*SELECTED EXTRACT*.
=-=-=

Other measures of efficacy were also similar in the two groups: The 5-year disease-free survival rates were 74.6% and 70.7% (HR, 0.88; 95% CI, 0.67 - 1.16), and the 5-year rates for distant metastases were 23.2% and 26.2% (HR, 0.90; 95% CI, 0.67 - 1.20).
Toxicity was similar between the two groups, and there were no differences in radiation pneumonitis, late skin toxicity, lymphedema, and brachial plexopathy. No grade 4 or 5 toxicities were reported in either treatment group.
However, one difference was that patients receiving HFRT experienced less grade 3 acute skin toxicity (3.5% vs 7.8%; P = .008).
Data Needed for Reconstruction
In a discussion of the paper, Gary Freedman, MD, a professor of radiation oncology at the Hospital of the University of Pennsylvania, Philadelphia, noted that hypofractionation has been found to be just as effective as conventional therapy when used in the setting of breast-conserving surgery.
"But what about postmastectomy?" he asked, adding that the current study is "the end of the beginning for this question. This is a very large trial, there is 5-year data, and it takes us back to the year 2007-2008, when we were first getting phase 3 data in the postlumpectomy setting."
Given this result, what does this mean for clinical practice?
Dr Freedman noted that hypofractionation "will not be an easier sell in the United States" in the postmastectomy setting.
"As compared to postlumpectomy, the stakes are higher," he explained. "We are also concerned with reconstruction."
The cohort in this study did not include women who had undergone reconstruction, and in fact, it was a contraindication, so data will be needed on that issue, he said.
And that is an important issue, Dr Freedman pointed out. "Reconstruction is expensive, and women spend a lot of money to have an excellent cosmetic result, so if we're going to save money on hypofractionation, we want to make sure that we are not being pennywise and pound foolish in the long run."

=-=-=

*DATA SHOWN*.
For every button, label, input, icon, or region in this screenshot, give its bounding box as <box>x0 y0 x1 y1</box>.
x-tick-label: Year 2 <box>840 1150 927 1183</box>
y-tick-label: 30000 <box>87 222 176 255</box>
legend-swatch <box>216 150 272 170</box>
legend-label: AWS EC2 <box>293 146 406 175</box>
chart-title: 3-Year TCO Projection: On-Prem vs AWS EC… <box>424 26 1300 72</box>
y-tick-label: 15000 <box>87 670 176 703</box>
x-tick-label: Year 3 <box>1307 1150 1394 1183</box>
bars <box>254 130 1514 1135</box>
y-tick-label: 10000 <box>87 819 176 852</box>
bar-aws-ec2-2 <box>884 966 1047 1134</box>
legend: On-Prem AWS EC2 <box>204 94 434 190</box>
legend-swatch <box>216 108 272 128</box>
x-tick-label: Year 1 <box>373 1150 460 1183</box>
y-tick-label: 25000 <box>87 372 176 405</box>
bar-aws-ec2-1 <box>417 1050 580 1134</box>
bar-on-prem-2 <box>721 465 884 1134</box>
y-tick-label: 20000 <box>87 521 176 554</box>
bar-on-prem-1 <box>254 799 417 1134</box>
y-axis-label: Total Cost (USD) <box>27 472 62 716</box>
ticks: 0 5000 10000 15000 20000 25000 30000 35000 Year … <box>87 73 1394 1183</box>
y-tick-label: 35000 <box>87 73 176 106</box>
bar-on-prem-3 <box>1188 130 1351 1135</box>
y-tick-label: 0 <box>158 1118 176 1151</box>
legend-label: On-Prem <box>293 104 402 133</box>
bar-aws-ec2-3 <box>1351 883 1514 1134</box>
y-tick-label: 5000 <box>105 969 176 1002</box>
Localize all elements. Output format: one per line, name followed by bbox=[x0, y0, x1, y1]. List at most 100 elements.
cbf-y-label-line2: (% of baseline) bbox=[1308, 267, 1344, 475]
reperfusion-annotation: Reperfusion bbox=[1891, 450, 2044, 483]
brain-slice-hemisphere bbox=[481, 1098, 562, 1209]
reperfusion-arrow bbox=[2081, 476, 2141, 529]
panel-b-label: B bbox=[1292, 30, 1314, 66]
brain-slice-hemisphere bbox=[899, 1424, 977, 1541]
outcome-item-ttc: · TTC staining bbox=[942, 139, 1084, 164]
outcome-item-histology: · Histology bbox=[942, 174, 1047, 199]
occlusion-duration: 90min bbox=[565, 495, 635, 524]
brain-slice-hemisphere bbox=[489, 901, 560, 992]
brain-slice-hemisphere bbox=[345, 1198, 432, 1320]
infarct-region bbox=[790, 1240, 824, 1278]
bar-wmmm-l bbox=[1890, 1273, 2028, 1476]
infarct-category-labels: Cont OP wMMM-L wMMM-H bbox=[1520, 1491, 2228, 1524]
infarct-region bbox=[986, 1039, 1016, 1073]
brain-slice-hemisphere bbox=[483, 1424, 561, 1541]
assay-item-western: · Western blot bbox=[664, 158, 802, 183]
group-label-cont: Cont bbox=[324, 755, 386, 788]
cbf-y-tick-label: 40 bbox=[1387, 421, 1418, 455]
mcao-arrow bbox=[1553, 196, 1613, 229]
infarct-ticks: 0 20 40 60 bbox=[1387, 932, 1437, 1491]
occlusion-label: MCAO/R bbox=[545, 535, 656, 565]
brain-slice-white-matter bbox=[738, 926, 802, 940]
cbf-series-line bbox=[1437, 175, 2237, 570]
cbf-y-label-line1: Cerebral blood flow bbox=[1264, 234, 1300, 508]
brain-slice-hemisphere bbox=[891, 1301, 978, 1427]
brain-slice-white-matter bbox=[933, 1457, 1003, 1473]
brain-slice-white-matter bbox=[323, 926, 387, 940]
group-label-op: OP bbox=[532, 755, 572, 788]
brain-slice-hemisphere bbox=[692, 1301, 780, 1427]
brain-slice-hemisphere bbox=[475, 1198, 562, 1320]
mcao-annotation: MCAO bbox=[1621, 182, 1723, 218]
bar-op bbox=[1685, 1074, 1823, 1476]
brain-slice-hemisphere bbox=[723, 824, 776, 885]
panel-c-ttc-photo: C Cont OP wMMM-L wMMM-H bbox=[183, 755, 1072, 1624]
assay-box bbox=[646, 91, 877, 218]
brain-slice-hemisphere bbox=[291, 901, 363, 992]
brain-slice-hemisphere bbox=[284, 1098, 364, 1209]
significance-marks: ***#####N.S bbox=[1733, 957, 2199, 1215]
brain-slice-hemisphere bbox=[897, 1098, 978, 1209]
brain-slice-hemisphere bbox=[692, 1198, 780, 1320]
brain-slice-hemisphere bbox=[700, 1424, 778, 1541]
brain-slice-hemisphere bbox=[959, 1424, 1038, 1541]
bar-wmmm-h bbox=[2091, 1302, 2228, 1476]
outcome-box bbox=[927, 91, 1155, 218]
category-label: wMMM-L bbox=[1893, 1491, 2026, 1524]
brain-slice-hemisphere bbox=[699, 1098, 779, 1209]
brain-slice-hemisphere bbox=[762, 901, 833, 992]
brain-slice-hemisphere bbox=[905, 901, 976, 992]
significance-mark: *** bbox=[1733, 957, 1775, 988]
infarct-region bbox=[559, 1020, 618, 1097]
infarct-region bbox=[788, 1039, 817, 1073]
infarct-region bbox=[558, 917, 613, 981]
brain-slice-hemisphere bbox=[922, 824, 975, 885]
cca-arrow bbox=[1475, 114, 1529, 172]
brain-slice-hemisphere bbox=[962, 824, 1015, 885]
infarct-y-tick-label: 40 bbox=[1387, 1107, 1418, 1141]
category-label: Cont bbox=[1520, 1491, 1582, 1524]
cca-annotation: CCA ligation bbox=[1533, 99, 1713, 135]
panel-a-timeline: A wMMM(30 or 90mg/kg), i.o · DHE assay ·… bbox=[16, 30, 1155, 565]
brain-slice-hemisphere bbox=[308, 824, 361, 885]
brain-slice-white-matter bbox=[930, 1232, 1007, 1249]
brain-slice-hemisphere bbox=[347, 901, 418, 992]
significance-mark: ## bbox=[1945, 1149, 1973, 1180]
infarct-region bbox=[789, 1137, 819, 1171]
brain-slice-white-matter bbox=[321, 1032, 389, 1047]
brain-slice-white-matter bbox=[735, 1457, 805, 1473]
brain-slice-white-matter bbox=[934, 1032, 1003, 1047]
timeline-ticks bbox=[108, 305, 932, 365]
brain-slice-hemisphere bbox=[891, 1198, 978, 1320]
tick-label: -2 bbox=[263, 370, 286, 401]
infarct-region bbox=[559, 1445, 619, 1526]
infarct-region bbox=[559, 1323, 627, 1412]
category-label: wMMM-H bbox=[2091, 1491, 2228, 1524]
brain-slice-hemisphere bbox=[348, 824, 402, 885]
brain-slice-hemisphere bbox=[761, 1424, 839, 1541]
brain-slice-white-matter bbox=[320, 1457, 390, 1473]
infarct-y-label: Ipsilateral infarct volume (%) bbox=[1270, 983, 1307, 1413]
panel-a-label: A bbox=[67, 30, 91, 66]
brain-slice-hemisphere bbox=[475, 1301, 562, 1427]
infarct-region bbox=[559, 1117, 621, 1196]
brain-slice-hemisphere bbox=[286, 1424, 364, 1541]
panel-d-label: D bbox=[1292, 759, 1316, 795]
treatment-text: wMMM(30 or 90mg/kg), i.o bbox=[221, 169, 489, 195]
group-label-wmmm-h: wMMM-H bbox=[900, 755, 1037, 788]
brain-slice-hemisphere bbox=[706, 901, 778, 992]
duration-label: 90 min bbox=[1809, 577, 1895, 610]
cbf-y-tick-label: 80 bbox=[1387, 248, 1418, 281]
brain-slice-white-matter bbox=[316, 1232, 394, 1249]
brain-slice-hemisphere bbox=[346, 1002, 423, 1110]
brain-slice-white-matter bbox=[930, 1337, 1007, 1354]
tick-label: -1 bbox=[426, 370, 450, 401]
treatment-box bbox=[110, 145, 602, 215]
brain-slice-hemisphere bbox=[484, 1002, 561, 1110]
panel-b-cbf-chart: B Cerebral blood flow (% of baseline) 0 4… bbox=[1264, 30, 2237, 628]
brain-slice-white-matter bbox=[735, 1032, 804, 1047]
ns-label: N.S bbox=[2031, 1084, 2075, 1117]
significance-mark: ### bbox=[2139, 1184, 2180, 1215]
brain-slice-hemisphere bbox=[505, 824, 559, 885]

=-=-=

*WHAT YOU WILL DO*.
**A.** Quote the part of the postmastectomy hypofractionation text that opens with the words containing "Data Needed for" and closes with "the postmastectomy setting.".
**B.** Extend the text on postmastectomy hypofractionation from where it stops.

*EXERCISE RESULTS*.
**A.**
Data Needed for Reconstruction
In a discussion of the paper, Gary Freedman, MD, a professor of radiation oncology at the Hospital of the University of Pennsylvania, Philadelphia, noted that hypofractionation has been found to be just as effective as conventional therapy when used in the setting of breast-conserving surgery.
"But what about postmastectomy?" he asked, adding that the current study is "the end of the beginning for this question. This is a very large trial, there is 5-year data, and it takes us back to the year 2007-2008, when we were first getting phase 3 data in the postlumpectomy setting."
Given this result, what does this mean for clinical practice?
Dr Freedman noted that hypofractionation "will not be an easier sell in the United States" in the postmastectomy setting.

**B.**
The number of potential complications can quickly change the paradigm for cost, he noted. "Patients and their referring plastic surgeons need to know that hypofractionation will not impose added risk to reconstruction."
That is the main rationale for the upcoming Alliance trial, which will open enrollment in the United States within the next 6 months. Dr Freedman explained that this is a large randomized trial of over 800 women looking at hypofractionation after mastectomy and specifically after breast reconstruction. The primary endpoint will be reconstruction complications.
But for now, "I think it is suitable to use hypofractionation in women without reconstruction and for whom a 5-year result is sufficient," he concluded. "Just like in the year 2008 when we very cautiously using hypofractionation in women who were older or who had other comorbidities."
May Be Option for Some
Also weighing in on the study, Robert Mutter, MD, a consultant in the Department of Radiation Oncology at the Mayo Clinic, Rochester, Minnesota, also emphasized the importance of the upcoming Alliance trial, which will help define the role of hypofractionation in the postmastectomy setting.
Some data show a lower risk for complications with hypofractionation in women who have had breast-conserving surgery, Dr Mutter told Medscape Medical News.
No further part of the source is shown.